_INSTRUCTIONS TO FOLLOW_
Select all lines in the records that include "type".

-- Start of TASK INPUTS --

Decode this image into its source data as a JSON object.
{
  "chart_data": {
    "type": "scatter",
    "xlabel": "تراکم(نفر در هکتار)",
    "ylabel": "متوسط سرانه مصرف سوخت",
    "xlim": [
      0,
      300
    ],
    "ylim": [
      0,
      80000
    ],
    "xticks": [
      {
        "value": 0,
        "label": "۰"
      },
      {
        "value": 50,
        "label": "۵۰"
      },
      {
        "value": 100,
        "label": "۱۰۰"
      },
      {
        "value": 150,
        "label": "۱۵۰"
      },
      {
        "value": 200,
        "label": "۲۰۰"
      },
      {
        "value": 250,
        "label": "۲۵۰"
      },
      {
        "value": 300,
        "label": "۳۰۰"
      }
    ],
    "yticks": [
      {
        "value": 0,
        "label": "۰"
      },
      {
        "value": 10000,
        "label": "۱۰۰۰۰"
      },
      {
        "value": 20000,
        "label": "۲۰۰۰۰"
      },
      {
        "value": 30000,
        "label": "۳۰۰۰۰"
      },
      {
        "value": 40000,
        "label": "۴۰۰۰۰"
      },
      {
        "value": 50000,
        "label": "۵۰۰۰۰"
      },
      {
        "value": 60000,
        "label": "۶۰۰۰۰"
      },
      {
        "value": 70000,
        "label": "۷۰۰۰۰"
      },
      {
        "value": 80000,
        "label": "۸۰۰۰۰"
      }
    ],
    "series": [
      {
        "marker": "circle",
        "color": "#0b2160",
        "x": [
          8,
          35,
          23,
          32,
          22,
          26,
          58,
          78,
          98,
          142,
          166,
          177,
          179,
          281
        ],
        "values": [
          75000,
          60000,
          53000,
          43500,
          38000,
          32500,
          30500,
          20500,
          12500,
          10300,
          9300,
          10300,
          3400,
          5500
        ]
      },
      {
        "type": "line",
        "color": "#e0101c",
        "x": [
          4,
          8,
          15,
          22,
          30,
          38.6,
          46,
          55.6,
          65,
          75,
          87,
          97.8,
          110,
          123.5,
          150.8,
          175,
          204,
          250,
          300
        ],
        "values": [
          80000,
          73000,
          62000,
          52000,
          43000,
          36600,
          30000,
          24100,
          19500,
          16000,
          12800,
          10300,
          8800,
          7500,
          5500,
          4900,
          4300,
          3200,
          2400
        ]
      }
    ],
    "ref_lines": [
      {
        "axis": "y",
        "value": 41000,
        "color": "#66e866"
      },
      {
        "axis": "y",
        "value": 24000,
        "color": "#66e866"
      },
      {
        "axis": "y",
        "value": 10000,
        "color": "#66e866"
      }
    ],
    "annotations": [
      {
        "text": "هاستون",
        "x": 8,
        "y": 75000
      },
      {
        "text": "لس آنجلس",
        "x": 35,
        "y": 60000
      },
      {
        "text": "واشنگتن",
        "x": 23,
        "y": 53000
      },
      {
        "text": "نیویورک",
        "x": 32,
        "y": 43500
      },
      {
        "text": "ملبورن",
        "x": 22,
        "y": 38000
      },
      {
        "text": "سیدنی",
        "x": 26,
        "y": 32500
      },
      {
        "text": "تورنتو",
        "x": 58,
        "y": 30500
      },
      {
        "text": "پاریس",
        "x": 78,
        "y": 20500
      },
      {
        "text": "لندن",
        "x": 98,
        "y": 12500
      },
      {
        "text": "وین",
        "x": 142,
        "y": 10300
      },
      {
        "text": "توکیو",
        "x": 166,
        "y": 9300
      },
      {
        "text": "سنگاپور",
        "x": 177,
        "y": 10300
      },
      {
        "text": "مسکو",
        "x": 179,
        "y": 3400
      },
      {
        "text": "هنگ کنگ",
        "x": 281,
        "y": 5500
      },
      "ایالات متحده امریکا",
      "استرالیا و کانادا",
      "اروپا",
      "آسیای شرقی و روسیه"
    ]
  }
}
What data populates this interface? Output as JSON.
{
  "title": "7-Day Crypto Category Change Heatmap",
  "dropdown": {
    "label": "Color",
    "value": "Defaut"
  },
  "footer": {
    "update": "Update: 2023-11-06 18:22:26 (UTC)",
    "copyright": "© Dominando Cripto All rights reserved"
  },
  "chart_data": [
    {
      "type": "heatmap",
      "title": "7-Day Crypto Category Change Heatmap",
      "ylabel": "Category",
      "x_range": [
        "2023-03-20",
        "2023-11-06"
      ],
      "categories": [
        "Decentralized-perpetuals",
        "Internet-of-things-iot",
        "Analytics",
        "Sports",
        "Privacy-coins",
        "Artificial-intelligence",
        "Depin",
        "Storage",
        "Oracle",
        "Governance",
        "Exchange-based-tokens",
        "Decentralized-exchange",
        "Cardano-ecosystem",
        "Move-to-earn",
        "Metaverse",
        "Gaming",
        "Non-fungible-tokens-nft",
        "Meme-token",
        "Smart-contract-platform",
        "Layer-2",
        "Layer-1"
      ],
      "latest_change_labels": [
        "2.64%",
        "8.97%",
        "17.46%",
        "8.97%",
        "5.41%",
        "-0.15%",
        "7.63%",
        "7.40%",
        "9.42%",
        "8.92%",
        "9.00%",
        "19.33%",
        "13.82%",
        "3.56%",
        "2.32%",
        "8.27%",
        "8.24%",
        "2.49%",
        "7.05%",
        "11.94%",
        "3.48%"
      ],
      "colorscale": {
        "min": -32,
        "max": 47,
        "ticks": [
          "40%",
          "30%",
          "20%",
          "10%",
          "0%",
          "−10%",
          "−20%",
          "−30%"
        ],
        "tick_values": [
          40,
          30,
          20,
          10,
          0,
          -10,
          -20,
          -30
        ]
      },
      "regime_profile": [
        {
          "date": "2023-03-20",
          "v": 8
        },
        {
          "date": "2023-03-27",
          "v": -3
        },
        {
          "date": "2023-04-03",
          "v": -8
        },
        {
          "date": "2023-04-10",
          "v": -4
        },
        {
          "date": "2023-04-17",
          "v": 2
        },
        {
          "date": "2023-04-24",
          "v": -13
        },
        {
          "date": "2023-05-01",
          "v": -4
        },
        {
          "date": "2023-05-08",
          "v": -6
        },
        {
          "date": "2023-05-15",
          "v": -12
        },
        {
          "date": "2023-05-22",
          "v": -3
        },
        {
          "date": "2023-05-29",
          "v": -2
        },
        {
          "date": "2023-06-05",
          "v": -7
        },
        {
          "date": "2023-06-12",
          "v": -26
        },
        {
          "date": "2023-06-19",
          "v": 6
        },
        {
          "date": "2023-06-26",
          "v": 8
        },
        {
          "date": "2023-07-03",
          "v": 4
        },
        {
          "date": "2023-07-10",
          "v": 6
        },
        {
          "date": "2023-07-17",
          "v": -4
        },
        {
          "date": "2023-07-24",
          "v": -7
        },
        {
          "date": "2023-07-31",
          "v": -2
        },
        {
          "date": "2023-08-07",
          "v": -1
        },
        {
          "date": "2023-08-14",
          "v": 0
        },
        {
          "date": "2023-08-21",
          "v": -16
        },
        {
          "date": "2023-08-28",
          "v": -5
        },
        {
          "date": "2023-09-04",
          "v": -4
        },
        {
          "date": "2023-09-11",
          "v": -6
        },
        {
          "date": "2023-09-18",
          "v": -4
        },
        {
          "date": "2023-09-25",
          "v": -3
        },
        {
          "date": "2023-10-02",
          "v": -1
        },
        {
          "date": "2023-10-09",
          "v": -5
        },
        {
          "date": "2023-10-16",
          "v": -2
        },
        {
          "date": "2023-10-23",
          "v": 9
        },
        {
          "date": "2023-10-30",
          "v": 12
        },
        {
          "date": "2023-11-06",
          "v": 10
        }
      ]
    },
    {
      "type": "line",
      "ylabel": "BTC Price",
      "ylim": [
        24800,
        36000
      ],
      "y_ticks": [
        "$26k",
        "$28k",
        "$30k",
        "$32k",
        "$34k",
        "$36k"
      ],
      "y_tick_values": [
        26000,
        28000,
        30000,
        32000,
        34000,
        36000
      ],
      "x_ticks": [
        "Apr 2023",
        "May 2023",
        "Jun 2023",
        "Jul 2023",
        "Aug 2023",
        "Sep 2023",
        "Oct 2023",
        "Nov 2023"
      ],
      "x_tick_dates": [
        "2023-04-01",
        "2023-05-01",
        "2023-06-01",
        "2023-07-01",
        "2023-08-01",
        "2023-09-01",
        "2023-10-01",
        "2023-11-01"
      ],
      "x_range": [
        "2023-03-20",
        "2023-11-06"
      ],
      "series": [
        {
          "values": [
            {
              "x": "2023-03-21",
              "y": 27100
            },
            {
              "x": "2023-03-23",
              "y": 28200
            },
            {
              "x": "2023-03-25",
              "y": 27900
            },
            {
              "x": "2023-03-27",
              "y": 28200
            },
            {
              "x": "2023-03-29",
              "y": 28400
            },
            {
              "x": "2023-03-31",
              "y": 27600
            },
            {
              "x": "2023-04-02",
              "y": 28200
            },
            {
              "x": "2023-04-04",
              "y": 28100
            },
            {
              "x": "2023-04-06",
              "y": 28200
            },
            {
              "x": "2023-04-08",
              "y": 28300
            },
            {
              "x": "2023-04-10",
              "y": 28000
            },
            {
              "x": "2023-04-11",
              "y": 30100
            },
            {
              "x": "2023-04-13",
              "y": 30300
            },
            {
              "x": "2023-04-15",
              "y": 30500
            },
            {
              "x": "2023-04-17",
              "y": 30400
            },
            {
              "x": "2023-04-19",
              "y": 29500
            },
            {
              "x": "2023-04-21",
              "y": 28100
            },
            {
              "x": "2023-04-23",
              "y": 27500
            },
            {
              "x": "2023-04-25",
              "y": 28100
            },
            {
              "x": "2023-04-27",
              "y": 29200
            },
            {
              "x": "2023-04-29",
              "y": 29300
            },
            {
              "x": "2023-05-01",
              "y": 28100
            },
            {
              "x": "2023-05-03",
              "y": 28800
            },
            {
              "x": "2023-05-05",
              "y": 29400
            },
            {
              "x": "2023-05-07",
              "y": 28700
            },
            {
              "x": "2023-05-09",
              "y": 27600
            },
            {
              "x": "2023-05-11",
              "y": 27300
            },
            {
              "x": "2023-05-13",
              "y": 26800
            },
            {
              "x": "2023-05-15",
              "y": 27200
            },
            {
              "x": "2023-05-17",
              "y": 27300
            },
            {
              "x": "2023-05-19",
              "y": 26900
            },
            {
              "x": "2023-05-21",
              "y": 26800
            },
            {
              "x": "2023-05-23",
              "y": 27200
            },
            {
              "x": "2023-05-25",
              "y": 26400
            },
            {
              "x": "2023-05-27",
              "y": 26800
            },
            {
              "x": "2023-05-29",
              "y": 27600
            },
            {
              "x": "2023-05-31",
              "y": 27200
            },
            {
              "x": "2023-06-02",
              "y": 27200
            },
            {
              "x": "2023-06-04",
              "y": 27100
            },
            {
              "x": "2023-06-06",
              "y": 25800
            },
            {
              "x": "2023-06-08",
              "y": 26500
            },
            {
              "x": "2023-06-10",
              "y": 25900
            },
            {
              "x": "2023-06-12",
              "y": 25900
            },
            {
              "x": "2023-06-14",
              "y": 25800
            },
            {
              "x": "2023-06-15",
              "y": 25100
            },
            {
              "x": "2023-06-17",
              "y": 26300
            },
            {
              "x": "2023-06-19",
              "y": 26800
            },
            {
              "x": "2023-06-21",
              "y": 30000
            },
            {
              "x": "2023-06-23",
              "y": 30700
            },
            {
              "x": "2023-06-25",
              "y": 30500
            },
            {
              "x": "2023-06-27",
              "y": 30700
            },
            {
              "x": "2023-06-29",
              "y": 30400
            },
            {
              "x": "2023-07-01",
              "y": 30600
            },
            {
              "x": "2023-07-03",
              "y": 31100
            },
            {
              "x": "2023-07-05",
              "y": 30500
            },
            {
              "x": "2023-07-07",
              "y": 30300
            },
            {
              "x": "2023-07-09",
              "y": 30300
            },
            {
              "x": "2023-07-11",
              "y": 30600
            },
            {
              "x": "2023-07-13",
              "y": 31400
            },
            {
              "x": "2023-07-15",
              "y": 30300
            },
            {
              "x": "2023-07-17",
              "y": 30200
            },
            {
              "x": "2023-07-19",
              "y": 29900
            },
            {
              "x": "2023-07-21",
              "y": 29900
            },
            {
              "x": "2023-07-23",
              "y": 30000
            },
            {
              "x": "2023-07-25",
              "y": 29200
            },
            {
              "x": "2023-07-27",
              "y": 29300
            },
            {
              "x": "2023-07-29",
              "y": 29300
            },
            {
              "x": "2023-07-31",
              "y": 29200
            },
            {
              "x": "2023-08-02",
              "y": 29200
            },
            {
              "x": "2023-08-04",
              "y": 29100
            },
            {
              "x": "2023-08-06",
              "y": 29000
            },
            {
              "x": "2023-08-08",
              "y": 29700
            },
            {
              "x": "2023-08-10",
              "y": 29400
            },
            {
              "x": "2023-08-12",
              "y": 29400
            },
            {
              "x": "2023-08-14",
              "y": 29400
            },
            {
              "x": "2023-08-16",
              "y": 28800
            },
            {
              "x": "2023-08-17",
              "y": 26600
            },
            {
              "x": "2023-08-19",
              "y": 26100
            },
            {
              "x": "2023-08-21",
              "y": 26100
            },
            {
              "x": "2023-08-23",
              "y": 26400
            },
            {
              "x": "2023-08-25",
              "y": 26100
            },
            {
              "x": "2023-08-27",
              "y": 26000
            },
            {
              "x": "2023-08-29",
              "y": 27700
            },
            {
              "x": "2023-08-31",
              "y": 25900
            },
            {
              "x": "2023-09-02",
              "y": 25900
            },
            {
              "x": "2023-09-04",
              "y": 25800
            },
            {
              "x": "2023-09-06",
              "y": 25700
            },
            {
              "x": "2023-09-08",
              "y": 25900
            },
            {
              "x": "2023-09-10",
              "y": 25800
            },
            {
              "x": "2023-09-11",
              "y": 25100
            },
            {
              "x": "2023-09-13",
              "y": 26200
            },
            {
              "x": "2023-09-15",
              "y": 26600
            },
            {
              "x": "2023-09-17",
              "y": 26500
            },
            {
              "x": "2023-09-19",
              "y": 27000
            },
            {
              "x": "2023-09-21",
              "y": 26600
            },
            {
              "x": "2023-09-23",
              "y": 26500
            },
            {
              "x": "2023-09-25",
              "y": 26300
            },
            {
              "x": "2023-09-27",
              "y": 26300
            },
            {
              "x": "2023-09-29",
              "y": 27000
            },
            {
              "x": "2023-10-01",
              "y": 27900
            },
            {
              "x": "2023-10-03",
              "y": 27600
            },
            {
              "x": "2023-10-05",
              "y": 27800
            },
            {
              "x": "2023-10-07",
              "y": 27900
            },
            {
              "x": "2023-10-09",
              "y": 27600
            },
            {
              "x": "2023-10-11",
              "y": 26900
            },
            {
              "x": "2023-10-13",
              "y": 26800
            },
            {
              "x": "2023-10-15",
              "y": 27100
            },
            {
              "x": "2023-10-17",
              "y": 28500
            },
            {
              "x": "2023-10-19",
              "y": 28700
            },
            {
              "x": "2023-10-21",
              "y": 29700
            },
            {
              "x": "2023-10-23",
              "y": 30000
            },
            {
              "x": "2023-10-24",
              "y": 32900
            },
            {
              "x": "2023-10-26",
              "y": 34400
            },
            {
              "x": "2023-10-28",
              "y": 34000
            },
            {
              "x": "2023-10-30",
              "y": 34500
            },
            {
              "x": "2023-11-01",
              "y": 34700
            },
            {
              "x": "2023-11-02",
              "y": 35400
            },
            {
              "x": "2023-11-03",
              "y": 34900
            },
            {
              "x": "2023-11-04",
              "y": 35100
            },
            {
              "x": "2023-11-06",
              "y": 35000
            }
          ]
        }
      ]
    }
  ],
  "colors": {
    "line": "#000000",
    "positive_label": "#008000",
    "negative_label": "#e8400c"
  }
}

-- End of TASK INPUTS --

_THE OUTPUT_
    "type": "scatter",
        "type": "line",
      "type": "heatmap",
      "type": "line",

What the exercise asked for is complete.